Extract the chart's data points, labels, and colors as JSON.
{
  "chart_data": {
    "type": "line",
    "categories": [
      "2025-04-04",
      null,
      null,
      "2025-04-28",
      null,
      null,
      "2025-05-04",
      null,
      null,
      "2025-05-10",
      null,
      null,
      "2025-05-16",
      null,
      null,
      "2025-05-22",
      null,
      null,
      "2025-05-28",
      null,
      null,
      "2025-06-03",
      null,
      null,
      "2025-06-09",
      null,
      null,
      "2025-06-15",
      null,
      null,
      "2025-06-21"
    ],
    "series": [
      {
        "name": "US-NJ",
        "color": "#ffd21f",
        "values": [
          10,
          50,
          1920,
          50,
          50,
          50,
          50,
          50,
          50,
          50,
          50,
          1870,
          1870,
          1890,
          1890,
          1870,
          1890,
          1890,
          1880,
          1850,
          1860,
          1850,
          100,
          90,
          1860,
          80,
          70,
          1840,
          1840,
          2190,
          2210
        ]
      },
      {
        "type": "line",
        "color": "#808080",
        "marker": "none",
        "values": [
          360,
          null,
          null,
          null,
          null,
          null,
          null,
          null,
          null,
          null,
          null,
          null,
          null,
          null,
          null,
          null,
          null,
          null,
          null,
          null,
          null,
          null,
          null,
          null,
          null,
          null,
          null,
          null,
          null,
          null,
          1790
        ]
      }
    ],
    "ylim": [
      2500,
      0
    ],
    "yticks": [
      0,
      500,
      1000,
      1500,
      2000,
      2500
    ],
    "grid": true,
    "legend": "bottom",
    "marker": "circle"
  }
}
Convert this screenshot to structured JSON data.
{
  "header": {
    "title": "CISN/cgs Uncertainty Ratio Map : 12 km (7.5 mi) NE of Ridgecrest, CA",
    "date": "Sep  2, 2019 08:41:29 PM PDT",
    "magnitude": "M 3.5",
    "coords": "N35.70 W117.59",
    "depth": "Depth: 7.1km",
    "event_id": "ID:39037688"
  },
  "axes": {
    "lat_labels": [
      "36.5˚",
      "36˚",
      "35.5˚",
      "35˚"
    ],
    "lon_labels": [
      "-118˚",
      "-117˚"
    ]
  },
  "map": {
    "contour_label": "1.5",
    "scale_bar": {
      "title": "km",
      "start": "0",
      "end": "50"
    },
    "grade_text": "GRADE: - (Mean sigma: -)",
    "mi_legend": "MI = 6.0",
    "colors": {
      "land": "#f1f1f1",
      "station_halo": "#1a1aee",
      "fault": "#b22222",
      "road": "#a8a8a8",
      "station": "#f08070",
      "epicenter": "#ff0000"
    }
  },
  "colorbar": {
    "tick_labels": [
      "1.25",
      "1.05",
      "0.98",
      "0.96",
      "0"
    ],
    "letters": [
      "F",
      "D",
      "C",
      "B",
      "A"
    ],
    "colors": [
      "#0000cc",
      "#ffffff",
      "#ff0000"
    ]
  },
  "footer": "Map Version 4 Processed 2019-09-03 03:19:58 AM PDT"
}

# [GIVEN EXERCISE]
Reproduce the records above exactly as they appear.

# [EXERCISE ANSWER]
Extract the chart's data points, labels, and colors as JSON.
{
  "chart_data": {
    "type": "line",
    "categories": [
      "2025-04-04",
      null,
      null,
      "2025-04-28",
      null,
      null,
      "2025-05-04",
      null,
      null,
      "2025-05-10",
      null,
      null,
      "2025-05-16",
      null,
      null,
      "2025-05-22",
      null,
      null,
      "2025-05-28",
      null,
      null,
      "2025-06-03",
      null,
      null,
      "2025-06-09",
      null,
      null,
      "2025-06-15",
      null,
      null,
      "2025-06-21"
    ],
    "series": [
      {
        "name": "US-NJ",
        "color": "#ffd21f",
        "values": [
          10,
          50,
          1920,
          50,
          50,
          50,
          50,
          50,
          50,
          50,
          50,
          1870,
          1870,
          1890,
          1890,
          1870,
          1890,
          1890,
          1880,
          1850,
          1860,
          1850,
          100,
          90,
          1860,
          80,
          70,
          1840,
          1840,
          2190,
          2210
        ]
      },
      {
        "type": "line",
        "color": "#808080",
        "marker": "none",
        "values": [
          360,
          null,
          null,
          null,
          null,
          null,
          null,
          null,
          null,
          null,
          null,
          null,
          null,
          null,
          null,
          null,
          null,
          null,
          null,
          null,
          null,
          null,
          null,
          null,
          null,
          null,
          null,
          null,
          null,
          null,
          1790
        ]
      }
    ],
    "ylim": [
      2500,
      0
    ],
    "yticks": [
      0,
      500,
      1000,
      1500,
      2000,
      2500
    ],
    "grid": true,
    "legend": "bottom",
    "marker": "circle"
  }
}
Convert this screenshot to structured JSON data.
{
  "header": {
    "title": "CISN/cgs Uncertainty Ratio Map : 12 km (7.5 mi) NE of Ridgecrest, CA",
    "date": "Sep  2, 2019 08:41:29 PM PDT",
    "magnitude": "M 3.5",
    "coords": "N35.70 W117.59",
    "depth": "Depth: 7.1km",
    "event_id": "ID:39037688"
  },
  "axes": {
    "lat_labels": [
      "36.5˚",
      "36˚",
      "35.5˚",
      "35˚"
    ],
    "lon_labels": [
      "-118˚",
      "-117˚"
    ]
  },
  "map": {
    "contour_label": "1.5",
    "scale_bar": {
      "title": "km",
      "start": "0",
      "end": "50"
    },
    "grade_text": "GRADE: - (Mean sigma: -)",
    "mi_legend": "MI = 6.0",
    "colors": {
      "land": "#f1f1f1",
      "station_halo": "#1a1aee",
      "fault": "#b22222",
      "road": "#a8a8a8",
      "station": "#f08070",
      "epicenter": "#ff0000"
    }
  },
  "colorbar": {
    "tick_labels": [
      "1.25",
      "1.05",
      "0.98",
      "0.96",
      "0"
    ],
    "letters": [
      "F",
      "D",
      "C",
      "B",
      "A"
    ],
    "colors": [
      "#0000cc",
      "#ffffff",
      "#ff0000"
    ]
  },
  "footer": "Map Version 4 Processed 2019-09-03 03:19:58 AM PDT"
}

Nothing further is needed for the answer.